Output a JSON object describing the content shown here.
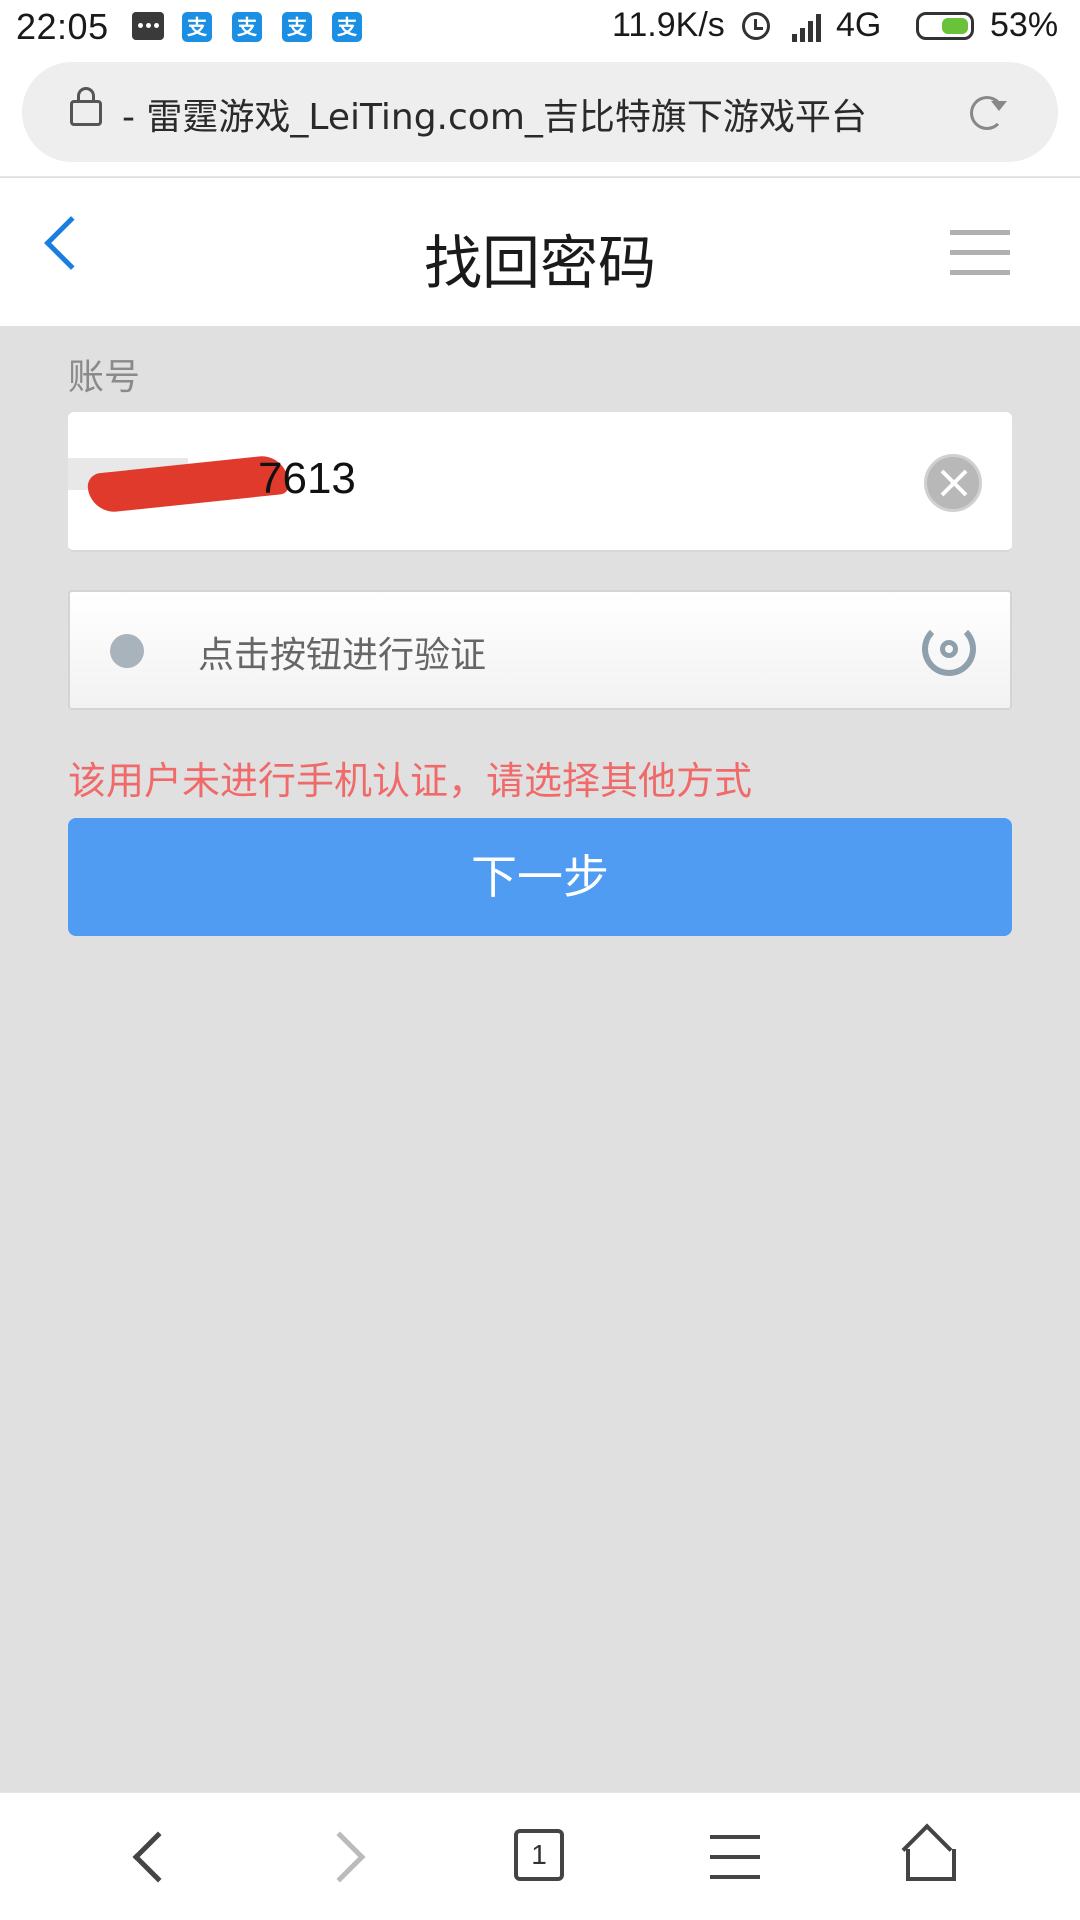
{
  "status_bar": {
    "time": "22:05",
    "net_speed": "11.9K/s",
    "network": "4G",
    "battery": "53%",
    "icons": [
      "message-icon",
      "alipay-icon",
      "alipay-icon",
      "alipay-icon",
      "alipay-icon",
      "alarm-icon",
      "signal-icon",
      "battery-icon"
    ]
  },
  "browser": {
    "url_text": "- 雷霆游戏_LeiTing.com_吉比特旗下游戏平台"
  },
  "header": {
    "title": "找回密码"
  },
  "form": {
    "account_label": "账号",
    "account_value": "7613",
    "verify_text": "点击按钮进行验证",
    "error_text": "该用户未进行手机认证，请选择其他方式",
    "next_button": "下一步"
  },
  "bottom_nav": {
    "tab_count": "1"
  },
  "colors": {
    "accent_blue": "#4f9cf2",
    "back_blue": "#1a7de0",
    "error_red": "#f06a6a",
    "page_bg": "#e0e0e0"
  }
}
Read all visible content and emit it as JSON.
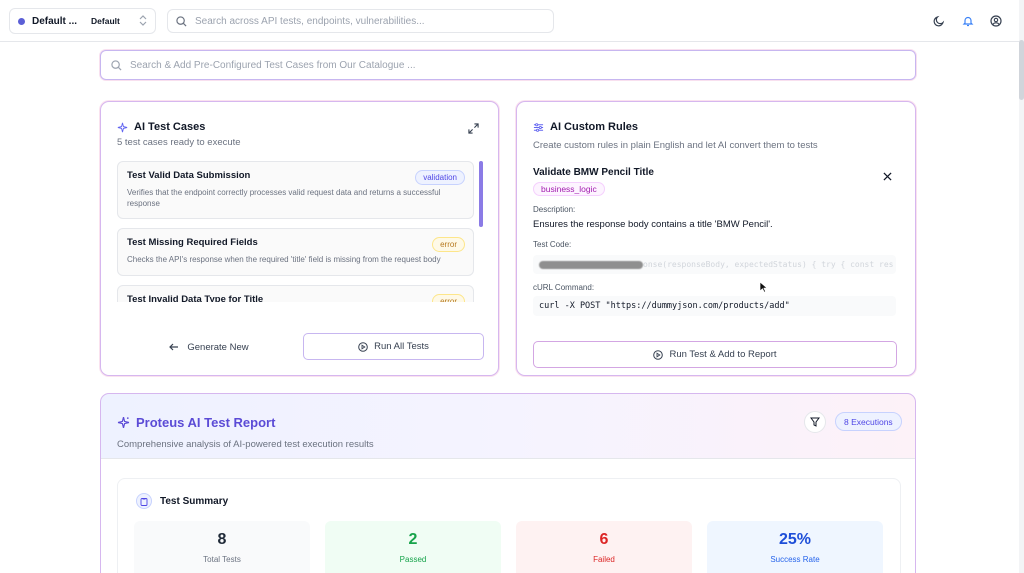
{
  "topbar": {
    "workspace_name": "Default ...",
    "environment": "Default",
    "search_placeholder": "Search across API tests, endpoints, vulnerabilities..."
  },
  "catalog": {
    "search_placeholder": "Search & Add Pre-Configured Test Cases from Our Catalogue ..."
  },
  "ai_tests": {
    "title": "AI Test Cases",
    "subtitle": "5 test cases ready to execute",
    "items": [
      {
        "title": "Test Valid Data Submission",
        "badge": "validation",
        "desc": "Verifies that the endpoint correctly processes valid request data and returns a successful response"
      },
      {
        "title": "Test Missing Required Fields",
        "badge": "error",
        "desc": "Checks the API's response when the required 'title' field is missing from the request body"
      },
      {
        "title": "Test Invalid Data Type for Title",
        "badge": "error",
        "desc": ""
      }
    ],
    "generate_label": "Generate New",
    "run_all_label": "Run All Tests"
  },
  "custom_rules": {
    "title": "AI Custom Rules",
    "subtitle": "Create custom rules in plain English and let AI convert them to tests",
    "rule_name": "Validate BMW Pencil Title",
    "rule_tag": "business_logic",
    "description_label": "Description:",
    "description": "Ensures the response body contains a title 'BMW Pencil'.",
    "code_label": "Test Code:",
    "code_snippet": "onse(responseBody, expectedStatus) { try { const res",
    "curl_label": "cURL Command:",
    "curl": "curl -X POST \"https://dummyjson.com/products/add\"",
    "run_label": "Run Test & Add to Report"
  },
  "report": {
    "title": "Proteus AI Test Report",
    "subtitle": "Comprehensive analysis of AI-powered test execution results",
    "executions": "8 Executions",
    "summary_title": "Test Summary",
    "stats": [
      {
        "value": "8",
        "label": "Total Tests"
      },
      {
        "value": "2",
        "label": "Passed"
      },
      {
        "value": "6",
        "label": "Failed"
      },
      {
        "value": "25%",
        "label": "Success Rate"
      }
    ]
  },
  "colors": {
    "accent": "#5b5fd6",
    "border_gradient": "#d6b7ef",
    "passed": "#16a34a",
    "failed": "#dc2626",
    "rate": "#1d4ed8"
  },
  "icons": [
    "search-icon",
    "moon-icon",
    "bell-icon",
    "user-circle-icon",
    "sparkles-icon",
    "expand-icon",
    "sliders-icon",
    "close-icon",
    "arrow-left-icon",
    "play-circle-icon",
    "filter-icon",
    "clipboard-icon"
  ]
}
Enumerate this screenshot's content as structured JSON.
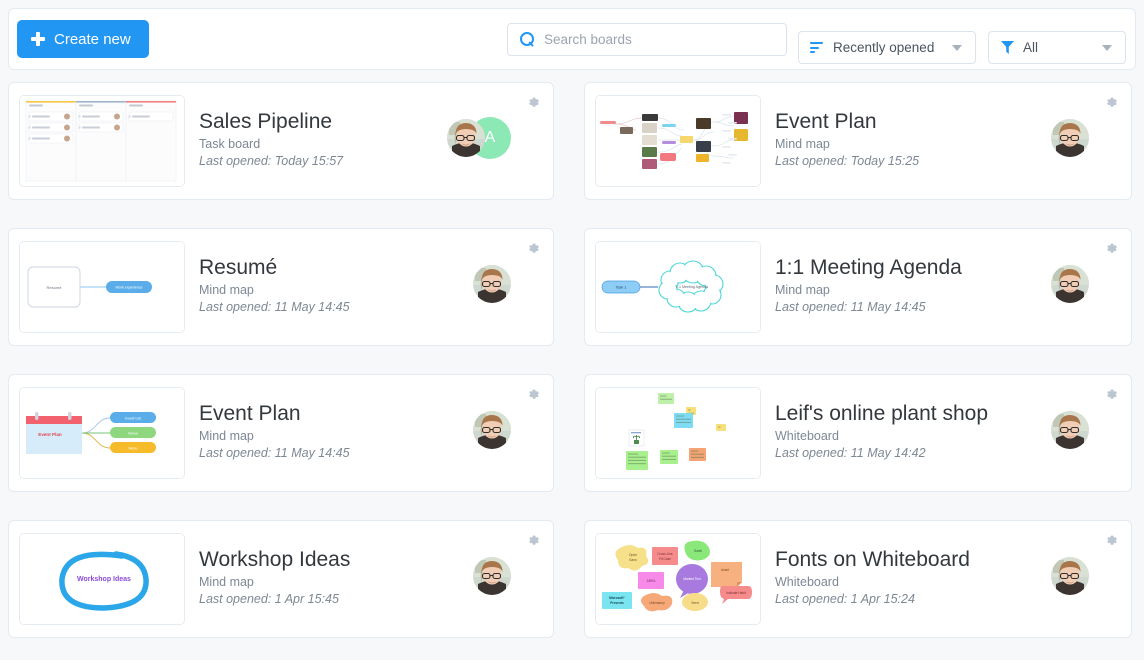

# Task requirements
Skip every picture and transcribe the data above exactly.

# Response to this task
Output a JSON object describing the content shown here.
{
  "status_bar": {
    "time": "22:05",
    "net_speed": "11.9K/s",
    "network": "4G",
    "battery": "53%",
    "icons": [
      "message-icon",
      "alipay-icon",
      "alipay-icon",
      "alipay-icon",
      "alipay-icon",
      "alarm-icon",
      "signal-icon",
      "battery-icon"
    ]
  },
  "browser": {
    "url_text": "- 雷霆游戏_LeiTing.com_吉比特旗下游戏平台"
  },
  "header": {
    "title": "找回密码"
  },
  "form": {
    "account_label": "账号",
    "account_value": "7613",
    "verify_text": "点击按钮进行验证",
    "error_text": "该用户未进行手机认证，请选择其他方式",
    "next_button": "下一步"
  },
  "bottom_nav": {
    "tab_count": "1"
  },
  "colors": {
    "accent_blue": "#4f9cf2",
    "back_blue": "#1a7de0",
    "error_red": "#f06a6a",
    "page_bg": "#e0e0e0"
  }
}
Read all visible content and emit it as JSON.
{
  "topbar": {
    "workspace_name": "Default ...",
    "environment": "Default",
    "search_placeholder": "Search across API tests, endpoints, vulnerabilities..."
  },
  "catalog": {
    "search_placeholder": "Search & Add Pre-Configured Test Cases from Our Catalogue ..."
  },
  "ai_tests": {
    "title": "AI Test Cases",
    "subtitle": "5 test cases ready to execute",
    "items": [
      {
        "title": "Test Valid Data Submission",
        "badge": "validation",
        "desc": "Verifies that the endpoint correctly processes valid request data and returns a successful response"
      },
      {
        "title": "Test Missing Required Fields",
        "badge": "error",
        "desc": "Checks the API's response when the required 'title' field is missing from the request body"
      },
      {
        "title": "Test Invalid Data Type for Title",
        "badge": "error",
        "desc": ""
      }
    ],
    "generate_label": "Generate New",
    "run_all_label": "Run All Tests"
  },
  "custom_rules": {
    "title": "AI Custom Rules",
    "subtitle": "Create custom rules in plain English and let AI convert them to tests",
    "rule_name": "Validate BMW Pencil Title",
    "rule_tag": "business_logic",
    "description_label": "Description:",
    "description": "Ensures the response body contains a title 'BMW Pencil'.",
    "code_label": "Test Code:",
    "code_snippet": "onse(responseBody, expectedStatus) { try { const res",
    "curl_label": "cURL Command:",
    "curl": "curl -X POST \"https://dummyjson.com/products/add\"",
    "run_label": "Run Test & Add to Report"
  },
  "report": {
    "title": "Proteus AI Test Report",
    "subtitle": "Comprehensive analysis of AI-powered test execution results",
    "executions": "8 Executions",
    "summary_title": "Test Summary",
    "stats": [
      {
        "value": "8",
        "label": "Total Tests"
      },
      {
        "value": "2",
        "label": "Passed"
      },
      {
        "value": "6",
        "label": "Failed"
      },
      {
        "value": "25%",
        "label": "Success Rate"
      }
    ]
  },
  "colors": {
    "accent": "#5b5fd6",
    "border_gradient": "#d6b7ef",
    "passed": "#16a34a",
    "failed": "#dc2626",
    "rate": "#1d4ed8"
  },
  "icons": [
    "search-icon",
    "moon-icon",
    "bell-icon",
    "user-circle-icon",
    "sparkles-icon",
    "expand-icon",
    "sliders-icon",
    "close-icon",
    "arrow-left-icon",
    "play-circle-icon",
    "filter-icon",
    "clipboard-icon"
  ]
}
Enumerate this screenshot's content as structured JSON.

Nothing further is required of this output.